§ **Brief**:
Make an exact transcription of the material, leaving out all images.

§ **Data listing**:
-=-=-
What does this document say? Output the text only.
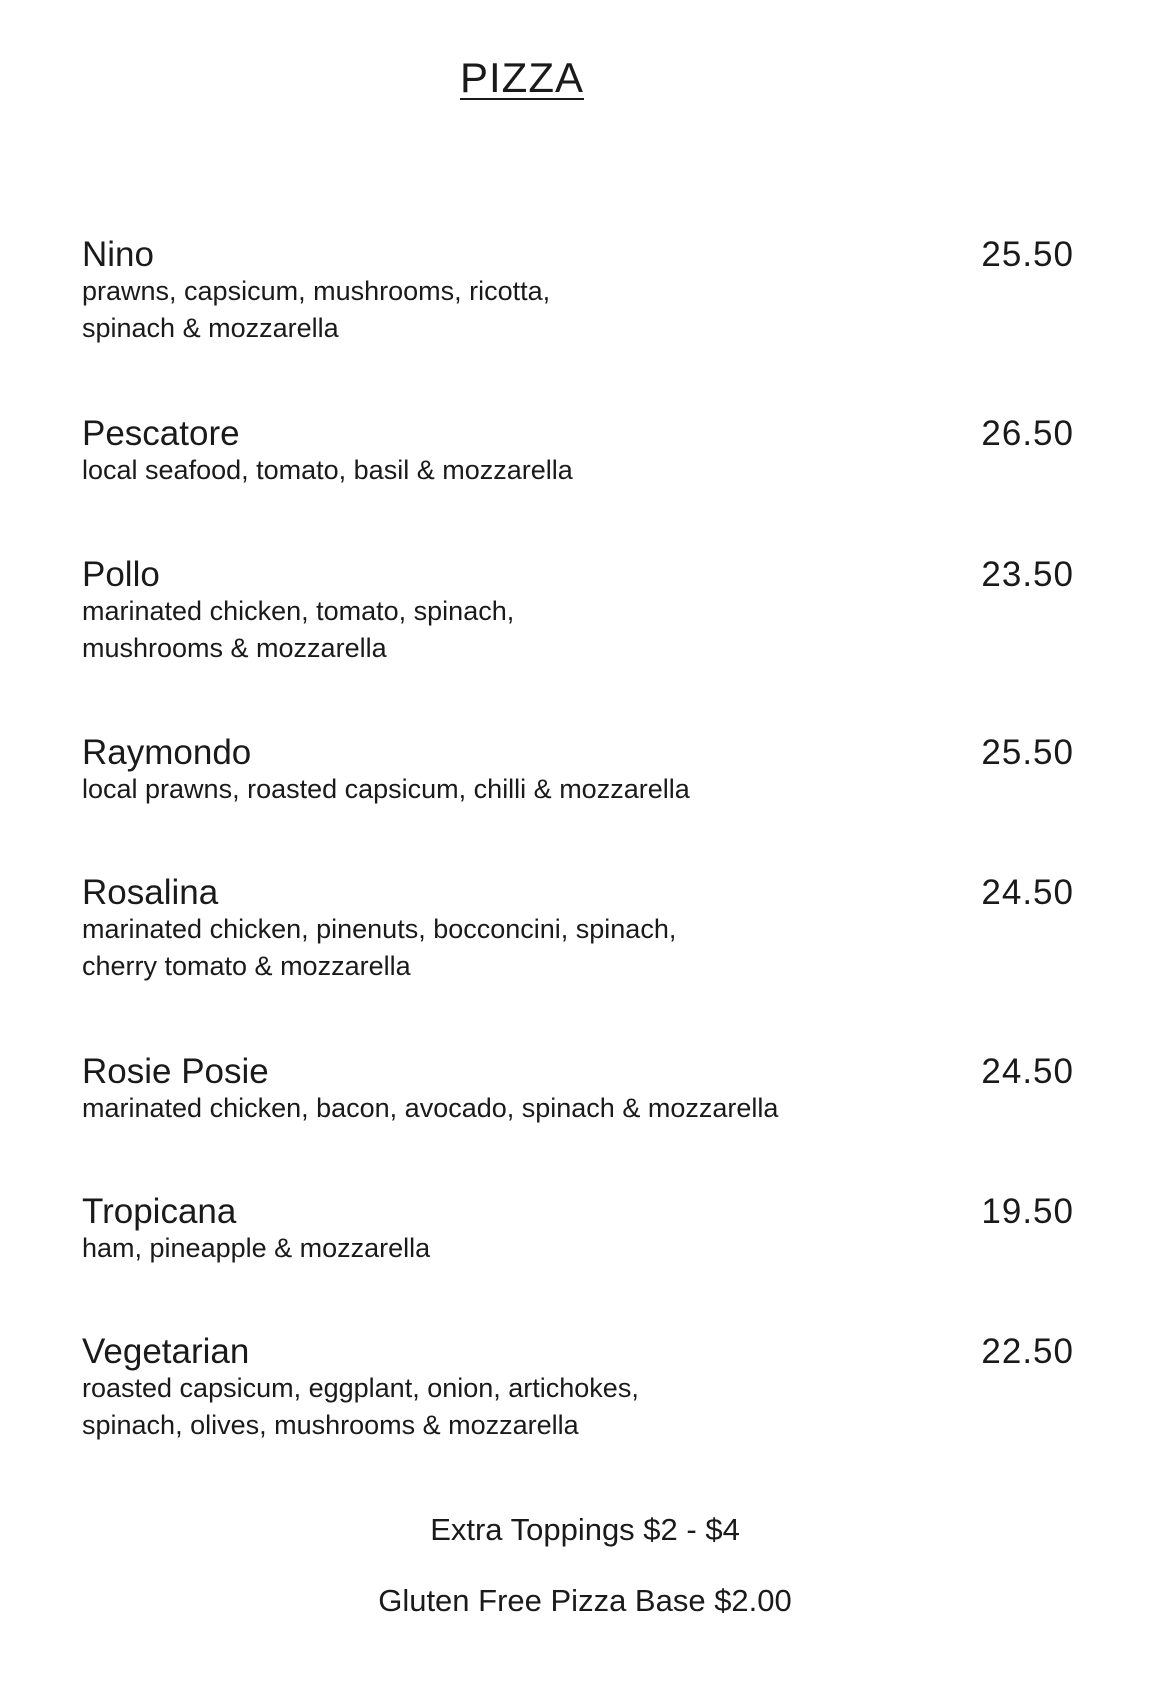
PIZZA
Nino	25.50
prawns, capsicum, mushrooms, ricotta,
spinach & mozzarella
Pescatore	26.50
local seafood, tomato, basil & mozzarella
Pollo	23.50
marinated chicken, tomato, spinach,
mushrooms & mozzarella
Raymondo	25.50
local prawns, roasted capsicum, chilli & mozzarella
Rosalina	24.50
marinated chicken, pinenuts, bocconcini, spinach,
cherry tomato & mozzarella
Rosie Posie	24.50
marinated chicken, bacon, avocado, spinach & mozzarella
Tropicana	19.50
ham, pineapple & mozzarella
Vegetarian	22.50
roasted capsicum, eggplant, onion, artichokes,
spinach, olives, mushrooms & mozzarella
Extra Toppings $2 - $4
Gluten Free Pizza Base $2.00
-=-=-
§ **Full solution**:
What does this document say? Output the text only.
PIZZA
Nino	25.50
prawns, capsicum, mushrooms, ricotta,
spinach & mozzarella
Pescatore	26.50
local seafood, tomato, basil & mozzarella
Pollo	23.50
marinated chicken, tomato, spinach,
mushrooms & mozzarella
Raymondo	25.50
local prawns, roasted capsicum, chilli & mozzarella
Rosalina	24.50
marinated chicken, pinenuts, bocconcini, spinach,
cherry tomato & mozzarella
Rosie Posie	24.50
marinated chicken, bacon, avocado, spinach & mozzarella
Tropicana	19.50
ham, pineapple & mozzarella
Vegetarian	22.50
roasted capsicum, eggplant, onion, artichokes,
spinach, olives, mushrooms & mozzarella
Extra Toppings $2 - $4
Gluten Free Pizza Base $2.00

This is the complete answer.